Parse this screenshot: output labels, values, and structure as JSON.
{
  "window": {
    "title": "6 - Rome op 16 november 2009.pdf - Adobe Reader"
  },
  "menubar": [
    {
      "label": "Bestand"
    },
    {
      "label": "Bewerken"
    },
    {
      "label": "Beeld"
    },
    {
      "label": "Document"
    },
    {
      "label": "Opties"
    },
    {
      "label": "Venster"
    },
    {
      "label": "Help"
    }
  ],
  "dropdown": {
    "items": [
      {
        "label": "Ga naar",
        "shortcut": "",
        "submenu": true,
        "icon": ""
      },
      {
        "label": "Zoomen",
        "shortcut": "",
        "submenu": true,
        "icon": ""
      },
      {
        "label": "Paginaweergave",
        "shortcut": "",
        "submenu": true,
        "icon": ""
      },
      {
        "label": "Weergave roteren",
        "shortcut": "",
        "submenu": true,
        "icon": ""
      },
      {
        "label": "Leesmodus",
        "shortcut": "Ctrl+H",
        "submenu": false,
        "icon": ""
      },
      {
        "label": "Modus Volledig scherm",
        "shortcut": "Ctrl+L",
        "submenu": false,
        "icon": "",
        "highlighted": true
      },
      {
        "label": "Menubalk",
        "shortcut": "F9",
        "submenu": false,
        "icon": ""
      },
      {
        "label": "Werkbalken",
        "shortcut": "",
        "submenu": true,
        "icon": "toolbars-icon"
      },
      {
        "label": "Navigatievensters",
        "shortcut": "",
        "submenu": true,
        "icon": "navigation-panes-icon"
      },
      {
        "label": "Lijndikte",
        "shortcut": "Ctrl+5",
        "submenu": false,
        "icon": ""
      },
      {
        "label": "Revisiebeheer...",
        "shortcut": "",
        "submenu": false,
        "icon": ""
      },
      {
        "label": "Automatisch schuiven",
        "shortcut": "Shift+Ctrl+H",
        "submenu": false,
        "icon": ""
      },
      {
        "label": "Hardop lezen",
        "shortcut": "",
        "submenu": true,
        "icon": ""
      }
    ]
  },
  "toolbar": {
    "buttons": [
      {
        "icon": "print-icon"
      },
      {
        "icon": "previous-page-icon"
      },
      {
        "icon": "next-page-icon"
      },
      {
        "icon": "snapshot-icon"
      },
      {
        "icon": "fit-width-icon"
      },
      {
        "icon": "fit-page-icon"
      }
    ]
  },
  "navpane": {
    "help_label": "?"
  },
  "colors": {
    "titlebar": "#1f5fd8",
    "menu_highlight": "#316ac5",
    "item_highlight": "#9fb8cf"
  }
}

──────

Set exercise: Every entry should be printed again exactly as it stands.

Exercise solution:
Parse this screenshot: output labels, values, and structure as JSON.
{
  "window": {
    "title": "6 - Rome op 16 november 2009.pdf - Adobe Reader"
  },
  "menubar": [
    {
      "label": "Bestand"
    },
    {
      "label": "Bewerken"
    },
    {
      "label": "Beeld"
    },
    {
      "label": "Document"
    },
    {
      "label": "Opties"
    },
    {
      "label": "Venster"
    },
    {
      "label": "Help"
    }
  ],
  "dropdown": {
    "items": [
      {
        "label": "Ga naar",
        "shortcut": "",
        "submenu": true,
        "icon": ""
      },
      {
        "label": "Zoomen",
        "shortcut": "",
        "submenu": true,
        "icon": ""
      },
      {
        "label": "Paginaweergave",
        "shortcut": "",
        "submenu": true,
        "icon": ""
      },
      {
        "label": "Weergave roteren",
        "shortcut": "",
        "submenu": true,
        "icon": ""
      },
      {
        "label": "Leesmodus",
        "shortcut": "Ctrl+H",
        "submenu": false,
        "icon": ""
      },
      {
        "label": "Modus Volledig scherm",
        "shortcut": "Ctrl+L",
        "submenu": false,
        "icon": "",
        "highlighted": true
      },
      {
        "label": "Menubalk",
        "shortcut": "F9",
        "submenu": false,
        "icon": ""
      },
      {
        "label": "Werkbalken",
        "shortcut": "",
        "submenu": true,
        "icon": "toolbars-icon"
      },
      {
        "label": "Navigatievensters",
        "shortcut": "",
        "submenu": true,
        "icon": "navigation-panes-icon"
      },
      {
        "label": "Lijndikte",
        "shortcut": "Ctrl+5",
        "submenu": false,
        "icon": ""
      },
      {
        "label": "Revisiebeheer...",
        "shortcut": "",
        "submenu": false,
        "icon": ""
      },
      {
        "label": "Automatisch schuiven",
        "shortcut": "Shift+Ctrl+H",
        "submenu": false,
        "icon": ""
      },
      {
        "label": "Hardop lezen",
        "shortcut": "",
        "submenu": true,
        "icon": ""
      }
    ]
  },
  "toolbar": {
    "buttons": [
      {
        "icon": "print-icon"
      },
      {
        "icon": "previous-page-icon"
      },
      {
        "icon": "next-page-icon"
      },
      {
        "icon": "snapshot-icon"
      },
      {
        "icon": "fit-width-icon"
      },
      {
        "icon": "fit-page-icon"
      }
    ]
  },
  "navpane": {
    "help_label": "?"
  },
  "colors": {
    "titlebar": "#1f5fd8",
    "menu_highlight": "#316ac5",
    "item_highlight": "#9fb8cf"
  }
}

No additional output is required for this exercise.